Dataset rows
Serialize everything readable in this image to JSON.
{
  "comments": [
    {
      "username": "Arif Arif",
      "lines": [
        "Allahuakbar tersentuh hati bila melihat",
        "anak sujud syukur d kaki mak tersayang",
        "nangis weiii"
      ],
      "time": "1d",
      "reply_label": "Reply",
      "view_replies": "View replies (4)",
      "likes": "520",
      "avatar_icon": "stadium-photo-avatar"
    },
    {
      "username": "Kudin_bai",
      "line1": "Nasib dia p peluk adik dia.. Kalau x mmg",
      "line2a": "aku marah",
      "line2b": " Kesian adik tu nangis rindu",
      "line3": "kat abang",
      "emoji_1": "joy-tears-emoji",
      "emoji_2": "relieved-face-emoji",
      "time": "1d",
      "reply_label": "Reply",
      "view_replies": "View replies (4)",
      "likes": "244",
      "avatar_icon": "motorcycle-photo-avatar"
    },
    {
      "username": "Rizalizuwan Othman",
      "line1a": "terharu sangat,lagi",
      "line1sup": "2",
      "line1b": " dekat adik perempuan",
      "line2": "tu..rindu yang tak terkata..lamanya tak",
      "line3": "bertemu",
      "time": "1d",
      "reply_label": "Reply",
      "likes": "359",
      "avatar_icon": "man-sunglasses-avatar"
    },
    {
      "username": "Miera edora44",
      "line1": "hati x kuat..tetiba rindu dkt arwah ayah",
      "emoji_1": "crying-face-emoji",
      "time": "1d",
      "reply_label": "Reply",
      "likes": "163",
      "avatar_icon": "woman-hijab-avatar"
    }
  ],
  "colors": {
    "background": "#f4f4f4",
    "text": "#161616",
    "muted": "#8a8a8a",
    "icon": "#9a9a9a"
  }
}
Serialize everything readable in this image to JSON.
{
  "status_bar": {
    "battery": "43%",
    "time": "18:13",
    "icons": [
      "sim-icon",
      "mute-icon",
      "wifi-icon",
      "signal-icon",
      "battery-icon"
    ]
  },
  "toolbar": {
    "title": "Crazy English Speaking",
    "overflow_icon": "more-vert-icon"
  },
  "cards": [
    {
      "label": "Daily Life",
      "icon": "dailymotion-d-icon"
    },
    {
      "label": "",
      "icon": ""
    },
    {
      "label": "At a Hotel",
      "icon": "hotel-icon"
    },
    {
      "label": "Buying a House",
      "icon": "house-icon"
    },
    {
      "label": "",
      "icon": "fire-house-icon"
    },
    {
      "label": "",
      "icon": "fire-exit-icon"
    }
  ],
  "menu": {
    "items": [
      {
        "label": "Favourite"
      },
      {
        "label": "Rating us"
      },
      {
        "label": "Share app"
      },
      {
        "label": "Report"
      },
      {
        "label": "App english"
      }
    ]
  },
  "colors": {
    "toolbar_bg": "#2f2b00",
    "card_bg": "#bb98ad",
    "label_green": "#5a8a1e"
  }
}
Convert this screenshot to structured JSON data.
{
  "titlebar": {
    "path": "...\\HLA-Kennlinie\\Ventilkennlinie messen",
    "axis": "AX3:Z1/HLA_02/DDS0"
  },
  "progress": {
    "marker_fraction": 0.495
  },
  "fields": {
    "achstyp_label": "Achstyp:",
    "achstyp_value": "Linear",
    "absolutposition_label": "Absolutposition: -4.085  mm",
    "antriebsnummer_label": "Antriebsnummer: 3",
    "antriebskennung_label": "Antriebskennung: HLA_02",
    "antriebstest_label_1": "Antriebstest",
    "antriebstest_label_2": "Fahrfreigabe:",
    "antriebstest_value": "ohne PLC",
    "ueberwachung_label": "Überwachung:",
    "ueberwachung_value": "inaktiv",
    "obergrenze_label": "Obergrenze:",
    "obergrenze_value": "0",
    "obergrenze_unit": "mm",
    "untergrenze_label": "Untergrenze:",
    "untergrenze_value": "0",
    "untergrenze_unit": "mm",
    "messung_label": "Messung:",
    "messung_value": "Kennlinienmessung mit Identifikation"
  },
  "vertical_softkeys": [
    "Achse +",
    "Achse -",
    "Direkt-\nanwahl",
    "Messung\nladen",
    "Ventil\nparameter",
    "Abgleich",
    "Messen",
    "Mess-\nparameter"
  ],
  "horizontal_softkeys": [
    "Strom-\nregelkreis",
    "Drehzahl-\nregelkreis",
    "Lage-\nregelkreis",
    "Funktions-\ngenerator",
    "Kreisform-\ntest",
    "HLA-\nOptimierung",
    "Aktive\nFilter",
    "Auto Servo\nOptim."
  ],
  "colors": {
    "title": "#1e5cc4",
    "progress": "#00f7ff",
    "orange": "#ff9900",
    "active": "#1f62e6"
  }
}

DIRECTIONS:
Repeat the listing above without any change.

TASK ANSWER:
Serialize everything readable in this image to JSON.
{
  "comments": [
    {
      "username": "Arif Arif",
      "lines": [
        "Allahuakbar tersentuh hati bila melihat",
        "anak sujud syukur d kaki mak tersayang",
        "nangis weiii"
      ],
      "time": "1d",
      "reply_label": "Reply",
      "view_replies": "View replies (4)",
      "likes": "520",
      "avatar_icon": "stadium-photo-avatar"
    },
    {
      "username": "Kudin_bai",
      "line1": "Nasib dia p peluk adik dia.. Kalau x mmg",
      "line2a": "aku marah",
      "line2b": " Kesian adik tu nangis rindu",
      "line3": "kat abang",
      "emoji_1": "joy-tears-emoji",
      "emoji_2": "relieved-face-emoji",
      "time": "1d",
      "reply_label": "Reply",
      "view_replies": "View replies (4)",
      "likes": "244",
      "avatar_icon": "motorcycle-photo-avatar"
    },
    {
      "username": "Rizalizuwan Othman",
      "line1a": "terharu sangat,lagi",
      "line1sup": "2",
      "line1b": " dekat adik perempuan",
      "line2": "tu..rindu yang tak terkata..lamanya tak",
      "line3": "bertemu",
      "time": "1d",
      "reply_label": "Reply",
      "likes": "359",
      "avatar_icon": "man-sunglasses-avatar"
    },
    {
      "username": "Miera edora44",
      "line1": "hati x kuat..tetiba rindu dkt arwah ayah",
      "emoji_1": "crying-face-emoji",
      "time": "1d",
      "reply_label": "Reply",
      "likes": "163",
      "avatar_icon": "woman-hijab-avatar"
    }
  ],
  "colors": {
    "background": "#f4f4f4",
    "text": "#161616",
    "muted": "#8a8a8a",
    "icon": "#9a9a9a"
  }
}
Serialize everything readable in this image to JSON.
{
  "status_bar": {
    "battery": "43%",
    "time": "18:13",
    "icons": [
      "sim-icon",
      "mute-icon",
      "wifi-icon",
      "signal-icon",
      "battery-icon"
    ]
  },
  "toolbar": {
    "title": "Crazy English Speaking",
    "overflow_icon": "more-vert-icon"
  },
  "cards": [
    {
      "label": "Daily Life",
      "icon": "dailymotion-d-icon"
    },
    {
      "label": "",
      "icon": ""
    },
    {
      "label": "At a Hotel",
      "icon": "hotel-icon"
    },
    {
      "label": "Buying a House",
      "icon": "house-icon"
    },
    {
      "label": "",
      "icon": "fire-house-icon"
    },
    {
      "label": "",
      "icon": "fire-exit-icon"
    }
  ],
  "menu": {
    "items": [
      {
        "label": "Favourite"
      },
      {
        "label": "Rating us"
      },
      {
        "label": "Share app"
      },
      {
        "label": "Report"
      },
      {
        "label": "App english"
      }
    ]
  },
  "colors": {
    "toolbar_bg": "#2f2b00",
    "card_bg": "#bb98ad",
    "label_green": "#5a8a1e"
  }
}
Convert this screenshot to structured JSON data.
{
  "titlebar": {
    "path": "...\\HLA-Kennlinie\\Ventilkennlinie messen",
    "axis": "AX3:Z1/HLA_02/DDS0"
  },
  "progress": {
    "marker_fraction": 0.495
  },
  "fields": {
    "achstyp_label": "Achstyp:",
    "achstyp_value": "Linear",
    "absolutposition_label": "Absolutposition: -4.085  mm",
    "antriebsnummer_label": "Antriebsnummer: 3",
    "antriebskennung_label": "Antriebskennung: HLA_02",
    "antriebstest_label_1": "Antriebstest",
    "antriebstest_label_2": "Fahrfreigabe:",
    "antriebstest_value": "ohne PLC",
    "ueberwachung_label": "Überwachung:",
    "ueberwachung_value": "inaktiv",
    "obergrenze_label": "Obergrenze:",
    "obergrenze_value": "0",
    "obergrenze_unit": "mm",
    "untergrenze_label": "Untergrenze:",
    "untergrenze_value": "0",
    "untergrenze_unit": "mm",
    "messung_label": "Messung:",
    "messung_value": "Kennlinienmessung mit Identifikation"
  },
  "vertical_softkeys": [
    "Achse +",
    "Achse -",
    "Direkt-\nanwahl",
    "Messung\nladen",
    "Ventil\nparameter",
    "Abgleich",
    "Messen",
    "Mess-\nparameter"
  ],
  "horizontal_softkeys": [
    "Strom-\nregelkreis",
    "Drehzahl-\nregelkreis",
    "Lage-\nregelkreis",
    "Funktions-\ngenerator",
    "Kreisform-\ntest",
    "HLA-\nOptimierung",
    "Aktive\nFilter",
    "Auto Servo\nOptim."
  ],
  "colors": {
    "title": "#1e5cc4",
    "progress": "#00f7ff",
    "orange": "#ff9900",
    "active": "#1f62e6"
  }
}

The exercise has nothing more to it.